Text excerpt
-----
Let's see what the data looks like by printing the first 1000 characters:

In [21]:
# Look at the first 1000 characters
print(text[:1000])

First Citizen:
Before we proceed any further, hear me speak.

All:
Speak, speak.

First Citizen:
You are all resolved rather to die than to famish?

All:
Resolved. resolved.

First Citizen:
First, you know Caius Marcius is chief enemy to the people.

All:
We know't, we know't.

First Citizen:
Let us kill him, and we'll have corn at our own price.
Is't a verdict?

All:
No more talking on't; let it be done: away, away!

Second Citizen:
One word, good citizens.

First Citizen:
We are accounted poor citizens, the patricians good.
What authority surfeits on would relieve us: if they
would yield us but the superfluity, while it were
wholesome, we might guess they relieved us humanely;
but they think we are too dear: the leanness that
afflicts us, the object of our misery, is as an
inventory to particularise their abundance; our
sufferance is a gain to them Let us revenge this with
our pikes, ere we become rakes: for the gods know I
speak this in hunger for bread, not in thirst for revenge.



We can see that the text is in the format of a play script, with character names followed by their lines. This structure will be something our model might learn to mimic.
-----
Exercise brief
Edit the tutorial text starting at "What authority surfeits" and ending at "learn to mimic.", swapping "pikes" for "spears".
-----
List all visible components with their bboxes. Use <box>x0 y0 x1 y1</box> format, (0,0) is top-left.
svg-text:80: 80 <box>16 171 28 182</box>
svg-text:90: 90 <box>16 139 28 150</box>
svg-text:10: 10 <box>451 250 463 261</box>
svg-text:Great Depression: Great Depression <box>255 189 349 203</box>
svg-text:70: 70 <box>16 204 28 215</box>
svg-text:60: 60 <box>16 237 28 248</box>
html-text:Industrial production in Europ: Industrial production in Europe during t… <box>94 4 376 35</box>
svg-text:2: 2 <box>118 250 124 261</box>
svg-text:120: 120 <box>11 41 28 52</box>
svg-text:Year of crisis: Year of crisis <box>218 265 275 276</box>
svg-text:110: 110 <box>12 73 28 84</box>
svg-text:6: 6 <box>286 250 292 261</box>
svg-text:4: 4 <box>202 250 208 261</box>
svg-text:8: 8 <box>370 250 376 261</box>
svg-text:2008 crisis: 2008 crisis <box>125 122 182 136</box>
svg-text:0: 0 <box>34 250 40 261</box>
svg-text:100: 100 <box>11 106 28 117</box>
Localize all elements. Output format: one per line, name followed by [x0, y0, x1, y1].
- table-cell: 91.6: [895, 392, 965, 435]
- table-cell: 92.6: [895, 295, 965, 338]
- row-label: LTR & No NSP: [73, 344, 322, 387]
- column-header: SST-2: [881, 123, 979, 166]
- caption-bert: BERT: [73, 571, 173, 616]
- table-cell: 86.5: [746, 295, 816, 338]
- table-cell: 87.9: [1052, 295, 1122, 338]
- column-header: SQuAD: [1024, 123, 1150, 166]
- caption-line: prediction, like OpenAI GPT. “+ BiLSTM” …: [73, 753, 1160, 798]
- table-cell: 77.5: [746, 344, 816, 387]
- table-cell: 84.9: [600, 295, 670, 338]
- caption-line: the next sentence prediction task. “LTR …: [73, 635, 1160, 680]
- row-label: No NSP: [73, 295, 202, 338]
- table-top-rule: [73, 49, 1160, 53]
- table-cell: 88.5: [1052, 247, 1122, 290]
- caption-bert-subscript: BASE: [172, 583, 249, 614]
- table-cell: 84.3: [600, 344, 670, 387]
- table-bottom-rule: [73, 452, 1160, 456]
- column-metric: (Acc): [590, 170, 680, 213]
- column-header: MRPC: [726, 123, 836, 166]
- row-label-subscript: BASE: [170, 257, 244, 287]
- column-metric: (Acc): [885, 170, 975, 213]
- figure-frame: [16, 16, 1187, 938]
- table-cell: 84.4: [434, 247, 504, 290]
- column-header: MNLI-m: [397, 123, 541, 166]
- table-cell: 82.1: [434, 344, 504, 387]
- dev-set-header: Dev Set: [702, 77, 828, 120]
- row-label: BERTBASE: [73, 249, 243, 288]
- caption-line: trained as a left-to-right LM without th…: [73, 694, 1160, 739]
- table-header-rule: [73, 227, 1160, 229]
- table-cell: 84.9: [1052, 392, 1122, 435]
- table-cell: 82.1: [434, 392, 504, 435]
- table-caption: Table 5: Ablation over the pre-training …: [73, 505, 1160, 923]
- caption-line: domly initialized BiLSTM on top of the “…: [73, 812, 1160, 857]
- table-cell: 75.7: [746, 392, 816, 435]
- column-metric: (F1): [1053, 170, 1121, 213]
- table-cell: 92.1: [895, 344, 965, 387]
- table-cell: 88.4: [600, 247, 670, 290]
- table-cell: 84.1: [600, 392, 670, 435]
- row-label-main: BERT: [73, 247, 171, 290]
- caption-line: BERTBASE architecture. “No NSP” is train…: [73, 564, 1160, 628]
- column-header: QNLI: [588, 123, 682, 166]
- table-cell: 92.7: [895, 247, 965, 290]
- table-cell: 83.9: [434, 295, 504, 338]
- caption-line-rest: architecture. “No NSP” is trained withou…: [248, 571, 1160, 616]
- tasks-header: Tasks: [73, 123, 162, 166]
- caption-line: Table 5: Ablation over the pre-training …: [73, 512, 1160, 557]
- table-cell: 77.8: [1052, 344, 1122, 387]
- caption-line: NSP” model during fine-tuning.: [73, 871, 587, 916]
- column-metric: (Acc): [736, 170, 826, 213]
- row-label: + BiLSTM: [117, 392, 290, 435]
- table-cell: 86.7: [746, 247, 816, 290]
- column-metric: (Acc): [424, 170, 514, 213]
-----
Result for this exercise
What authority surfeits on would relieve us: if they
would yield us but the superfluity, while it were
wholesome, we might guess they relieved us humanely;
but they think we are too dear: the leanness that
afflicts us, the object of our misery, is as an
inventory to particularise their abundance; our
sufferance is a gain to them Let us revenge this with
our spears, ere we become rakes: for the gods know I
speak this in hunger for bread, not in thirst for revenge.



We can see that the text is in the format of a play script, with character names followed by their lines. This structure will be something our model might learn to mimic.